* _SUPPLIED MATERIAL_:
·····

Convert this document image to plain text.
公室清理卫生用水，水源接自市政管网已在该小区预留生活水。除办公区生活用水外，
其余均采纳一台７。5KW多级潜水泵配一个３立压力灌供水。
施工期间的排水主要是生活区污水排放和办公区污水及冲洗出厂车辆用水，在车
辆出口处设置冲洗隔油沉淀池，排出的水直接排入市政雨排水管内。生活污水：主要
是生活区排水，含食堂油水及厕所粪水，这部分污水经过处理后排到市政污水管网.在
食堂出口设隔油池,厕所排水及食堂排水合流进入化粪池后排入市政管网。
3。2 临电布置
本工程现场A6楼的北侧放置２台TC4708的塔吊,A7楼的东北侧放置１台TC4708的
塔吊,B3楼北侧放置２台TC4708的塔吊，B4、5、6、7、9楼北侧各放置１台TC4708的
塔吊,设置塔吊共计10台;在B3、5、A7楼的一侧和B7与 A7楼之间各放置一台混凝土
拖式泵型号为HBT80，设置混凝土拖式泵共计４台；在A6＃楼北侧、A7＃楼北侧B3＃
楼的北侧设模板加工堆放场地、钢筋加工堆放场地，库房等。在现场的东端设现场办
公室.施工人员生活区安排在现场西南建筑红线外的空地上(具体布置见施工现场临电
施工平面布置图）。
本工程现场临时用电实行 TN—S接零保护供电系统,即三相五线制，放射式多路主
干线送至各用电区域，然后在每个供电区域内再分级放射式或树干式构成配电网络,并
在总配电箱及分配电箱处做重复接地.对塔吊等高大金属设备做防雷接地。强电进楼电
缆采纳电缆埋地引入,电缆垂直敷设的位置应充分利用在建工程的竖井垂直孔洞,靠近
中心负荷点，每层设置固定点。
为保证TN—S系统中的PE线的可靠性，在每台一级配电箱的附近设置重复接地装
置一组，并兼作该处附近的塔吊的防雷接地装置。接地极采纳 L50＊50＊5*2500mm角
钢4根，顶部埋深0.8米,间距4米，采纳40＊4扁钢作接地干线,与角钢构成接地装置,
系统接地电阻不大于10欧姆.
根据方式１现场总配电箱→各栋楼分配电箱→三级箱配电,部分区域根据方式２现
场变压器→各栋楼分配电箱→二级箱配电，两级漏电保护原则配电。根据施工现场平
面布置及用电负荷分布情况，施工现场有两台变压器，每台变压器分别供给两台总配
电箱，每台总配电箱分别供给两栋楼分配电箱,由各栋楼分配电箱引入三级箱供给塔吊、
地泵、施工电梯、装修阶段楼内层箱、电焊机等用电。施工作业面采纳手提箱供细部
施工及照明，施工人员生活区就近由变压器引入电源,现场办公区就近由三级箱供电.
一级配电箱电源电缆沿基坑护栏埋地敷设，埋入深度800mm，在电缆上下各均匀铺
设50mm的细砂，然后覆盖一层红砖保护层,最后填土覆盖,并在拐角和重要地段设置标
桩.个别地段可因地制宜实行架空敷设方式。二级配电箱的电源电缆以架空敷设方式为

·····

* _TASK DESCRIPTION_: Reproduce each record exactly, leaving nothing out.

* _WORKED ANSWER_:
Convert this document image to plain text.
公室清理卫生用水，水源接自市政管网已在该小区预留生活水。除办公区生活用水外，
其余均采纳一台７。5KW多级潜水泵配一个３立压力灌供水。
施工期间的排水主要是生活区污水排放和办公区污水及冲洗出厂车辆用水，在车
辆出口处设置冲洗隔油沉淀池，排出的水直接排入市政雨排水管内。生活污水：主要
是生活区排水，含食堂油水及厕所粪水，这部分污水经过处理后排到市政污水管网.在
食堂出口设隔油池,厕所排水及食堂排水合流进入化粪池后排入市政管网。
3。2 临电布置
本工程现场A6楼的北侧放置２台TC4708的塔吊,A7楼的东北侧放置１台TC4708的
塔吊,B3楼北侧放置２台TC4708的塔吊，B4、5、6、7、9楼北侧各放置１台TC4708的
塔吊,设置塔吊共计10台;在B3、5、A7楼的一侧和B7与 A7楼之间各放置一台混凝土
拖式泵型号为HBT80，设置混凝土拖式泵共计４台；在A6＃楼北侧、A7＃楼北侧B3＃
楼的北侧设模板加工堆放场地、钢筋加工堆放场地，库房等。在现场的东端设现场办
公室.施工人员生活区安排在现场西南建筑红线外的空地上(具体布置见施工现场临电
施工平面布置图）。
本工程现场临时用电实行 TN—S接零保护供电系统,即三相五线制，放射式多路主
干线送至各用电区域，然后在每个供电区域内再分级放射式或树干式构成配电网络,并
在总配电箱及分配电箱处做重复接地.对塔吊等高大金属设备做防雷接地。强电进楼电
缆采纳电缆埋地引入,电缆垂直敷设的位置应充分利用在建工程的竖井垂直孔洞,靠近
中心负荷点，每层设置固定点。
为保证TN—S系统中的PE线的可靠性，在每台一级配电箱的附近设置重复接地装
置一组，并兼作该处附近的塔吊的防雷接地装置。接地极采纳 L50＊50＊5*2500mm角
钢4根，顶部埋深0.8米,间距4米，采纳40＊4扁钢作接地干线,与角钢构成接地装置,
系统接地电阻不大于10欧姆.
根据方式１现场总配电箱→各栋楼分配电箱→三级箱配电,部分区域根据方式２现
场变压器→各栋楼分配电箱→二级箱配电，两级漏电保护原则配电。根据施工现场平
面布置及用电负荷分布情况，施工现场有两台变压器，每台变压器分别供给两台总配
电箱，每台总配电箱分别供给两栋楼分配电箱,由各栋楼分配电箱引入三级箱供给塔吊、
地泵、施工电梯、装修阶段楼内层箱、电焊机等用电。施工作业面采纳手提箱供细部
施工及照明，施工人员生活区就近由变压器引入电源,现场办公区就近由三级箱供电.
一级配电箱电源电缆沿基坑护栏埋地敷设，埋入深度800mm，在电缆上下各均匀铺
设50mm的细砂，然后覆盖一层红砖保护层,最后填土覆盖,并在拐角和重要地段设置标
桩.个别地段可因地制宜实行架空敷设方式。二级配电箱的电源电缆以架空敷设方式为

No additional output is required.